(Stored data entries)
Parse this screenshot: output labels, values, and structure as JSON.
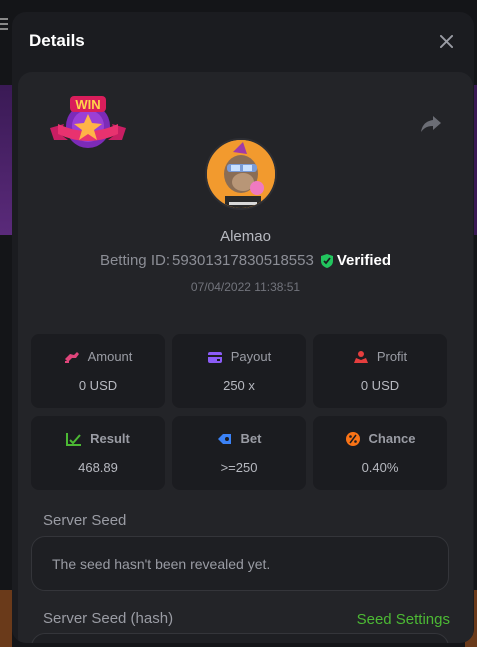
{
  "modal": {
    "title": "Details"
  },
  "bet": {
    "username": "Alemao",
    "betting_id_label": "Betting ID:",
    "betting_id": "59301317830518553",
    "verified_label": "Verified",
    "timestamp": "07/04/2022 11:38:51",
    "badge_text": "WIN"
  },
  "stats": [
    {
      "label": "Amount",
      "value": "0 USD",
      "icon": "amount-icon",
      "color": "#e0457b"
    },
    {
      "label": "Payout",
      "value": "250 x",
      "icon": "wallet-icon",
      "color": "#8b5cf6"
    },
    {
      "label": "Profit",
      "value": "0 USD",
      "icon": "profit-icon",
      "color": "#e53e3e"
    },
    {
      "label": "Result",
      "value": "468.89",
      "icon": "result-icon",
      "color": "#4cb934"
    },
    {
      "label": "Bet",
      "value": ">=250",
      "icon": "tag-icon",
      "color": "#3b82f6"
    },
    {
      "label": "Chance",
      "value": "0.40%",
      "icon": "percent-icon",
      "color": "#f97316"
    }
  ],
  "seeds": {
    "server_seed_label": "Server Seed",
    "server_seed_value": "The seed hasn't been revealed yet.",
    "server_seed_hash_label": "Server Seed (hash)",
    "seed_settings_label": "Seed Settings"
  },
  "colors": {
    "accent_green": "#4cb934",
    "verified_shield": "#22c55e"
  }
}
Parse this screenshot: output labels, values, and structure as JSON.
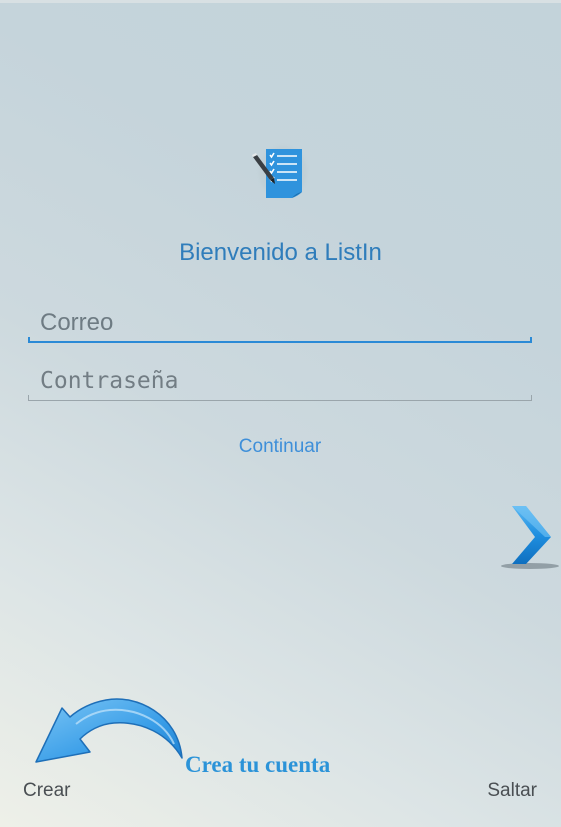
{
  "app": {
    "logo_icon": "checklist-note-icon",
    "welcome_title": "Bienvenido a ListIn"
  },
  "login": {
    "email_placeholder": "Correo",
    "email_value": "",
    "password_placeholder": "Contraseña",
    "password_value": "",
    "continue_label": "Continuar"
  },
  "navigation": {
    "next_icon": "chevron-right-icon",
    "hint_arrow_icon": "curved-arrow-icon",
    "create_hint": "Crea tu cuenta",
    "create_label": "Crear",
    "skip_label": "Saltar"
  },
  "colors": {
    "accent": "#2b8ad6",
    "title": "#2f7dbb",
    "link": "#3e8fd9",
    "hint": "#2b93d8",
    "footer_text": "#4a4f53"
  }
}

* THE PROBLEM
Write out the material above again, word for word, minus its pictures.

* TASK RESULT
Parse this screenshot: output labels, values, and structure as JSON.
{
  "modal": {
    "title": "Details"
  },
  "bet": {
    "username": "Alemao",
    "betting_id_label": "Betting ID:",
    "betting_id": "59301317830518553",
    "verified_label": "Verified",
    "timestamp": "07/04/2022 11:38:51",
    "badge_text": "WIN"
  },
  "stats": [
    {
      "label": "Amount",
      "value": "0 USD",
      "icon": "amount-icon",
      "color": "#e0457b"
    },
    {
      "label": "Payout",
      "value": "250 x",
      "icon": "wallet-icon",
      "color": "#8b5cf6"
    },
    {
      "label": "Profit",
      "value": "0 USD",
      "icon": "profit-icon",
      "color": "#e53e3e"
    },
    {
      "label": "Result",
      "value": "468.89",
      "icon": "result-icon",
      "color": "#4cb934"
    },
    {
      "label": "Bet",
      "value": ">=250",
      "icon": "tag-icon",
      "color": "#3b82f6"
    },
    {
      "label": "Chance",
      "value": "0.40%",
      "icon": "percent-icon",
      "color": "#f97316"
    }
  ],
  "seeds": {
    "server_seed_label": "Server Seed",
    "server_seed_value": "The seed hasn't been revealed yet.",
    "server_seed_hash_label": "Server Seed (hash)",
    "seed_settings_label": "Seed Settings"
  },
  "colors": {
    "accent_green": "#4cb934",
    "verified_shield": "#22c55e"
  }
}
Parse this screenshot: output labels, values, and structure as JSON.
{
  "app": {
    "logo_icon": "checklist-note-icon",
    "welcome_title": "Bienvenido a ListIn"
  },
  "login": {
    "email_placeholder": "Correo",
    "email_value": "",
    "password_placeholder": "Contraseña",
    "password_value": "",
    "continue_label": "Continuar"
  },
  "navigation": {
    "next_icon": "chevron-right-icon",
    "hint_arrow_icon": "curved-arrow-icon",
    "create_hint": "Crea tu cuenta",
    "create_label": "Crear",
    "skip_label": "Saltar"
  },
  "colors": {
    "accent": "#2b8ad6",
    "title": "#2f7dbb",
    "link": "#3e8fd9",
    "hint": "#2b93d8",
    "footer_text": "#4a4f53"
  }
}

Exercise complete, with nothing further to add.